To be done → Output the material beneath this task exactly, images excluded.

Records provided →
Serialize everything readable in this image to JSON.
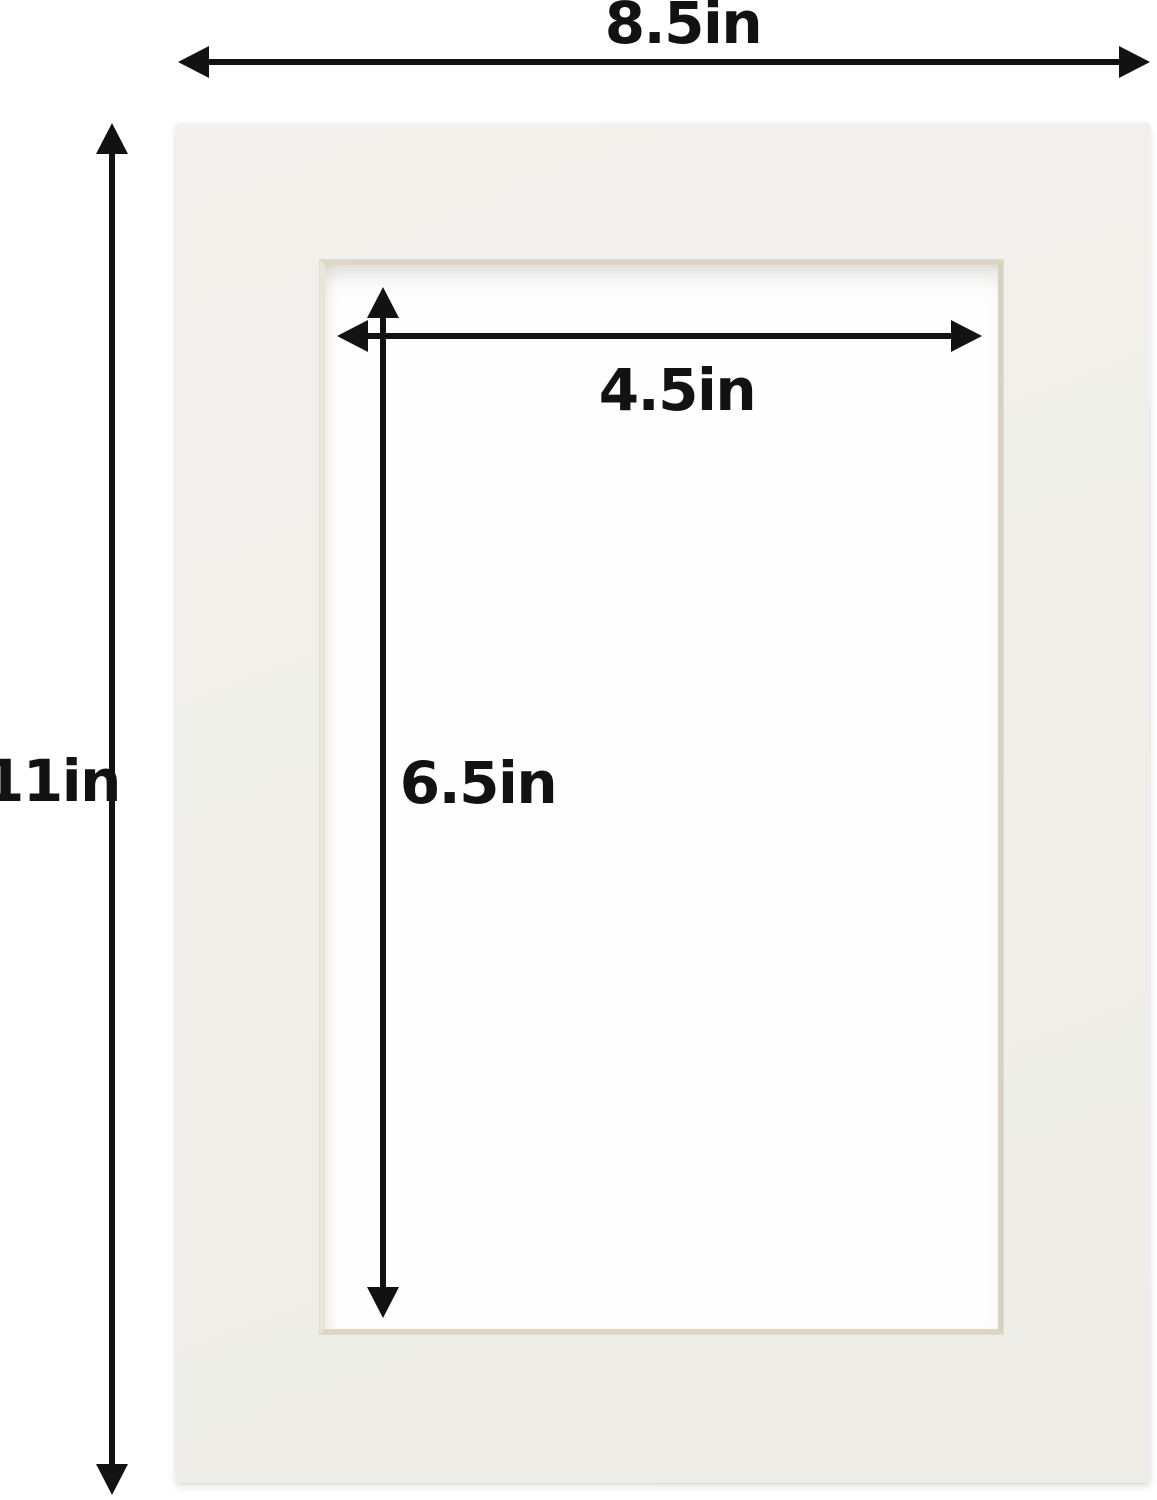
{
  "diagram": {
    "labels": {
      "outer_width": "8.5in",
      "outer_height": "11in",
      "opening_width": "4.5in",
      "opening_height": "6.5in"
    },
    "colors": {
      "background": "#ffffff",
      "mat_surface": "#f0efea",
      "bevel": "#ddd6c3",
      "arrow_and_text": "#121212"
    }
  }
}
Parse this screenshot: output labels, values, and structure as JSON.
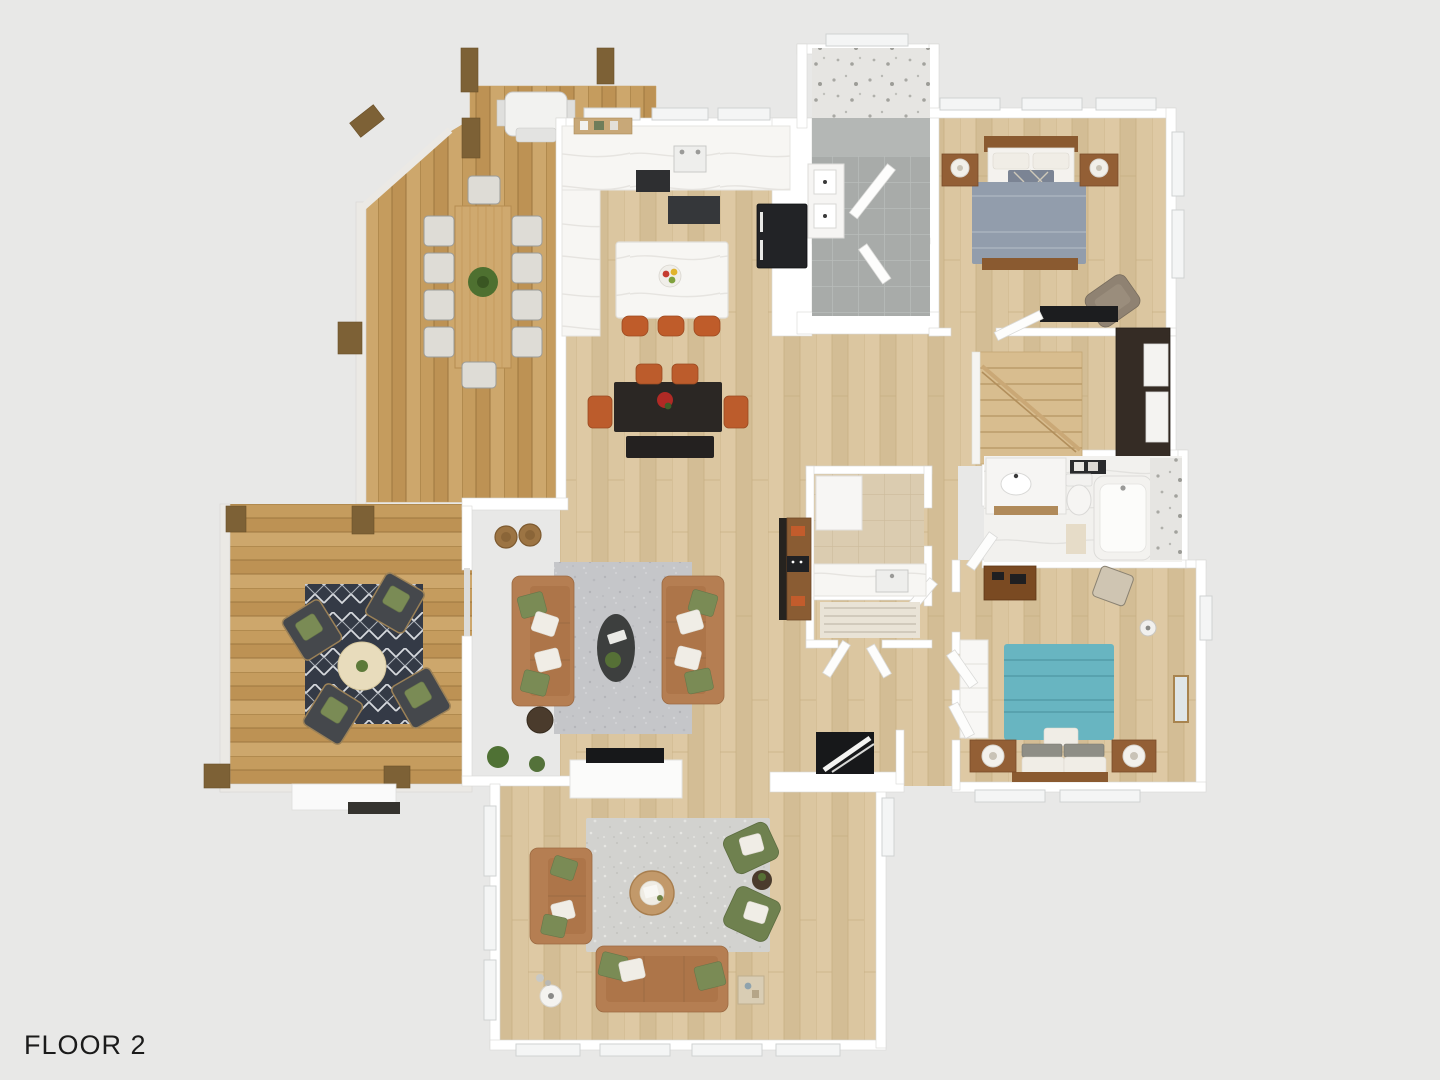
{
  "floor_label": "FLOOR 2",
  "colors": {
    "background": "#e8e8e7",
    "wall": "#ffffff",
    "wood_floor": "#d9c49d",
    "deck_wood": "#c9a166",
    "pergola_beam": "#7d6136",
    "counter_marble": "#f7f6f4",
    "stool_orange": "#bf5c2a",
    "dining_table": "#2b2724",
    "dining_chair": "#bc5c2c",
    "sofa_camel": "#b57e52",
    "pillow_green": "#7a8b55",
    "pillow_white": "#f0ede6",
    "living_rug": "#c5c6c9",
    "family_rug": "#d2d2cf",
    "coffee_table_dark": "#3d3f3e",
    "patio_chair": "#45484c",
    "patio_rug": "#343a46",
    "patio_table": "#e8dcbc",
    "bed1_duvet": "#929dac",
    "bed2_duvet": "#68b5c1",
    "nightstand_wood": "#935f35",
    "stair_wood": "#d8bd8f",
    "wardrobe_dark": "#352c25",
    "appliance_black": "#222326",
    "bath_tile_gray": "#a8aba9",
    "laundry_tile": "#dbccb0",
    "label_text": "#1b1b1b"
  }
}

Right answer →
Serialize everything readable in this image to JSON.
{
  "diagram": {
    "labels": {
      "outer_width": "8.5in",
      "outer_height": "11in",
      "opening_width": "4.5in",
      "opening_height": "6.5in"
    },
    "colors": {
      "background": "#ffffff",
      "mat_surface": "#f0efea",
      "bevel": "#ddd6c3",
      "arrow_and_text": "#121212"
    }
  }
}
Parse this screenshot: output labels, values, and structure as JSON.
{
  "floor_label": "FLOOR 2",
  "colors": {
    "background": "#e8e8e7",
    "wall": "#ffffff",
    "wood_floor": "#d9c49d",
    "deck_wood": "#c9a166",
    "pergola_beam": "#7d6136",
    "counter_marble": "#f7f6f4",
    "stool_orange": "#bf5c2a",
    "dining_table": "#2b2724",
    "dining_chair": "#bc5c2c",
    "sofa_camel": "#b57e52",
    "pillow_green": "#7a8b55",
    "pillow_white": "#f0ede6",
    "living_rug": "#c5c6c9",
    "family_rug": "#d2d2cf",
    "coffee_table_dark": "#3d3f3e",
    "patio_chair": "#45484c",
    "patio_rug": "#343a46",
    "patio_table": "#e8dcbc",
    "bed1_duvet": "#929dac",
    "bed2_duvet": "#68b5c1",
    "nightstand_wood": "#935f35",
    "stair_wood": "#d8bd8f",
    "wardrobe_dark": "#352c25",
    "appliance_black": "#222326",
    "bath_tile_gray": "#a8aba9",
    "laundry_tile": "#dbccb0",
    "label_text": "#1b1b1b"
  }
}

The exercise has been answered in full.